------ Listed entries
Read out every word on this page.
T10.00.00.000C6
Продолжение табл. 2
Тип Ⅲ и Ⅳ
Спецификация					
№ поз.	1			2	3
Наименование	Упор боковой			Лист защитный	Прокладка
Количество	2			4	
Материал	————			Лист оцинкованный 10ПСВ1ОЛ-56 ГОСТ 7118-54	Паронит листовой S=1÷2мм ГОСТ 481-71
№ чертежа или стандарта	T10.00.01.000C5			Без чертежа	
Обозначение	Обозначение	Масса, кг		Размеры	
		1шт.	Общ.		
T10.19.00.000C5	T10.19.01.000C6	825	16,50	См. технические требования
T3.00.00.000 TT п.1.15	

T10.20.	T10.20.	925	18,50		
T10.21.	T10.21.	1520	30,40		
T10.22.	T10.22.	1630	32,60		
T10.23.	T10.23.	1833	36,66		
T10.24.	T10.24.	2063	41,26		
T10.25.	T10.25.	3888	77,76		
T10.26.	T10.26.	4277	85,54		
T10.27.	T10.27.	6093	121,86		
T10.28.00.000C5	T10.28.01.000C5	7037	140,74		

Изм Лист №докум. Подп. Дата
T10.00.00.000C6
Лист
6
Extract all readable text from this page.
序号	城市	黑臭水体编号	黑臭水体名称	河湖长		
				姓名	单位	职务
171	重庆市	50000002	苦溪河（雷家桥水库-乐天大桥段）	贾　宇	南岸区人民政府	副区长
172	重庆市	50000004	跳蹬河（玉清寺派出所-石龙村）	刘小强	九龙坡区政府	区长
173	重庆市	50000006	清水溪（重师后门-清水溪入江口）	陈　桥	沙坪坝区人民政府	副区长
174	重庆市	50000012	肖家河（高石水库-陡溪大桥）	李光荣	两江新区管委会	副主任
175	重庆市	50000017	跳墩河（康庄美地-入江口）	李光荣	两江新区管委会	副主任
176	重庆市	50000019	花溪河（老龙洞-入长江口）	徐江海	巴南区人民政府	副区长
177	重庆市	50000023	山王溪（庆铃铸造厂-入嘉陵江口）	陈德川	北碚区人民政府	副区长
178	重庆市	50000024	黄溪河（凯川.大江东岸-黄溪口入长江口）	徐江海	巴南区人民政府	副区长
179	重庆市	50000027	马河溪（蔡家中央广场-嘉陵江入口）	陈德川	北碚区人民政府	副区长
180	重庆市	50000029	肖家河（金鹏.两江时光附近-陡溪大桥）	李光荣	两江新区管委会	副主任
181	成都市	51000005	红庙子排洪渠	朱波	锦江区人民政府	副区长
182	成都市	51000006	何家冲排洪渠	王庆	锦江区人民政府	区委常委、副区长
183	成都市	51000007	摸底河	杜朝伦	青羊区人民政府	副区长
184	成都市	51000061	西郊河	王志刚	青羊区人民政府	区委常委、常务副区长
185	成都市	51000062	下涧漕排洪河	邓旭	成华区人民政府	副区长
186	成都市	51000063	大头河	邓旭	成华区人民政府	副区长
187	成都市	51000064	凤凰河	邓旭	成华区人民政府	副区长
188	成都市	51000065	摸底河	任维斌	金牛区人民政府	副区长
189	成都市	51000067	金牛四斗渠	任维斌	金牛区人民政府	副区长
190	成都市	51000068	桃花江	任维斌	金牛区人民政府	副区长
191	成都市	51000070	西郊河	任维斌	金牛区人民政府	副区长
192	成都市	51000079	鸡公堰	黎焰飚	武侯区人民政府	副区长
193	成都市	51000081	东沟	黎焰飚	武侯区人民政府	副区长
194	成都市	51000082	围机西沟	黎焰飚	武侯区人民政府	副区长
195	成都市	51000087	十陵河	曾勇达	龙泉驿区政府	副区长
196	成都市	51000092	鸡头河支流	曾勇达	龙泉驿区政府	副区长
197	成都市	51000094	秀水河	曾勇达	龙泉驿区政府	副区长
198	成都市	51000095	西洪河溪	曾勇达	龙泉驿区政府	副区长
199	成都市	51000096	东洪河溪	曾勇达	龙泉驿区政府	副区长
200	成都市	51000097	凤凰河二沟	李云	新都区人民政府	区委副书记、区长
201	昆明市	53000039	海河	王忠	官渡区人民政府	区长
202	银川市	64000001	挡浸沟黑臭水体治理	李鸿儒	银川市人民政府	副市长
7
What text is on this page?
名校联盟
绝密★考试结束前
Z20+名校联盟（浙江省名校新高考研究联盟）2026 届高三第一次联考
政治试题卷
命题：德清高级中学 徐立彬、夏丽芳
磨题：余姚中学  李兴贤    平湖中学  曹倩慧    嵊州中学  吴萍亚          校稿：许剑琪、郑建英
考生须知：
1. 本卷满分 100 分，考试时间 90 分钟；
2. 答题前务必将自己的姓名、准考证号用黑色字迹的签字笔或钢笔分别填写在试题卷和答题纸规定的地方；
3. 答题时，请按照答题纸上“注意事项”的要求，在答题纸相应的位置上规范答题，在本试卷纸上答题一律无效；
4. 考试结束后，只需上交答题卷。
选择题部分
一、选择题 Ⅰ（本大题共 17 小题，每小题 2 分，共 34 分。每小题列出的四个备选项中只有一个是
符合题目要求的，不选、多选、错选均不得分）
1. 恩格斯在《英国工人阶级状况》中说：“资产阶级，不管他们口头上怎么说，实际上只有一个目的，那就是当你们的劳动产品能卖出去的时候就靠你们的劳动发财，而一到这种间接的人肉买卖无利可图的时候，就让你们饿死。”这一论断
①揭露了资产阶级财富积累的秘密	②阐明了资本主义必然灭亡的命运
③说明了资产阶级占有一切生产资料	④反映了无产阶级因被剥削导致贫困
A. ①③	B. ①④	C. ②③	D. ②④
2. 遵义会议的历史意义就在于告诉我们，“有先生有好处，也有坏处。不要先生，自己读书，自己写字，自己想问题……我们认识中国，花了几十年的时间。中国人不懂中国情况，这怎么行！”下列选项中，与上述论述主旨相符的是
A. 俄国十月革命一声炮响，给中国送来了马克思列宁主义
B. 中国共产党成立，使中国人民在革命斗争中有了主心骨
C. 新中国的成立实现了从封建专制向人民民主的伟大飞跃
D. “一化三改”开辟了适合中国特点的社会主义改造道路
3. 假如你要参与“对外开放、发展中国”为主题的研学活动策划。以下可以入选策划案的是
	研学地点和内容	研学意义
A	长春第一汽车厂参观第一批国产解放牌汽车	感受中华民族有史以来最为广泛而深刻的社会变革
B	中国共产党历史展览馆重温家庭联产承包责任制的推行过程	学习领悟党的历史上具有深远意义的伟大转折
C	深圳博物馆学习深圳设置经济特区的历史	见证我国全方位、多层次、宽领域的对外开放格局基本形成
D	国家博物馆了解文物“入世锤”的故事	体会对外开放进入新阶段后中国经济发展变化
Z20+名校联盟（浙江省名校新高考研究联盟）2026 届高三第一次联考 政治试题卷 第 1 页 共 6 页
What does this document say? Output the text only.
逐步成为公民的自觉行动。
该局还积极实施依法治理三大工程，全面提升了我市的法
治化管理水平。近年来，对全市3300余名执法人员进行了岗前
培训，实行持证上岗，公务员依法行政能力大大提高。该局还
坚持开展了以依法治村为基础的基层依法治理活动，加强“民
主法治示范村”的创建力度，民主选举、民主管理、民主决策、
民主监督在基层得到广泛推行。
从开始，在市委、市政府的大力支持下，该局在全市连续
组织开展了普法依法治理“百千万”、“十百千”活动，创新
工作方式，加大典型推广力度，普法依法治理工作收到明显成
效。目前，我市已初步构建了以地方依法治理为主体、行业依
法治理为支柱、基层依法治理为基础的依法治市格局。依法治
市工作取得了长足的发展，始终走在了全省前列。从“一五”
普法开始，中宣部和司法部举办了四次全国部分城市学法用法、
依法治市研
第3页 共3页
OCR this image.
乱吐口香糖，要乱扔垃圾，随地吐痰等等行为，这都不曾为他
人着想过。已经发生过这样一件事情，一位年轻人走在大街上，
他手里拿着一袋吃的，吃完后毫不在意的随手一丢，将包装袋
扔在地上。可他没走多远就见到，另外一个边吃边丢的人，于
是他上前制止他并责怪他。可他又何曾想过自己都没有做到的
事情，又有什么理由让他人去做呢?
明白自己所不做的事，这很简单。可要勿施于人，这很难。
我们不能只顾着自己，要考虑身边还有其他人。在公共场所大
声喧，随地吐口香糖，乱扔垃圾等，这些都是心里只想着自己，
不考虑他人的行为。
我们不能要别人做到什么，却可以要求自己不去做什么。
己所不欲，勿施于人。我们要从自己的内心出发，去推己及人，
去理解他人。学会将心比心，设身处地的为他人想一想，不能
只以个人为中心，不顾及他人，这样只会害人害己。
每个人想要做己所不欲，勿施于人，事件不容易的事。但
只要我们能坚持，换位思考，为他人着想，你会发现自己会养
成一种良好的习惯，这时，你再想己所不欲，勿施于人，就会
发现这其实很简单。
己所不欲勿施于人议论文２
------------
▶ _What you will do_: Repeat, character for character, the lines from the one that holds "What does this" to the final line of the material, inclusive, and no other lines.

▶ _Task result_:
What does this document say? Output the text only.
逐步成为公民的自觉行动。
该局还积极实施依法治理三大工程，全面提升了我市的法
治化管理水平。近年来，对全市3300余名执法人员进行了岗前
培训，实行持证上岗，公务员依法行政能力大大提高。该局还
坚持开展了以依法治村为基础的基层依法治理活动，加强“民
主法治示范村”的创建力度，民主选举、民主管理、民主决策、
民主监督在基层得到广泛推行。
从开始，在市委、市政府的大力支持下，该局在全市连续
组织开展了普法依法治理“百千万”、“十百千”活动，创新
工作方式，加大典型推广力度，普法依法治理工作收到明显成
效。目前，我市已初步构建了以地方依法治理为主体、行业依
法治理为支柱、基层依法治理为基础的依法治市格局。依法治
市工作取得了长足的发展，始终走在了全省前列。从“一五”
普法开始，中宣部和司法部举办了四次全国部分城市学法用法、
依法治市研
第3页 共3页
OCR this image.
乱吐口香糖，要乱扔垃圾，随地吐痰等等行为，这都不曾为他
人着想过。已经发生过这样一件事情，一位年轻人走在大街上，
他手里拿着一袋吃的，吃完后毫不在意的随手一丢，将包装袋
扔在地上。可他没走多远就见到，另外一个边吃边丢的人，于
是他上前制止他并责怪他。可他又何曾想过自己都没有做到的
事情，又有什么理由让他人去做呢?
明白自己所不做的事，这很简单。可要勿施于人，这很难。
我们不能只顾着自己，要考虑身边还有其他人。在公共场所大
声喧，随地吐口香糖，乱扔垃圾等，这些都是心里只想着自己，
不考虑他人的行为。
我们不能要别人做到什么，却可以要求自己不去做什么。
己所不欲，勿施于人。我们要从自己的内心出发，去推己及人，
去理解他人。学会将心比心，设身处地的为他人想一想，不能
只以个人为中心，不顾及他人，这样只会害人害己。
每个人想要做己所不欲，勿施于人，事件不容易的事。但
只要我们能坚持，换位思考，为他人着想，你会发现自己会养
成一种良好的习惯，这时，你再想己所不欲，勿施于人，就会
发现这其实很简单。
己所不欲勿施于人议论文２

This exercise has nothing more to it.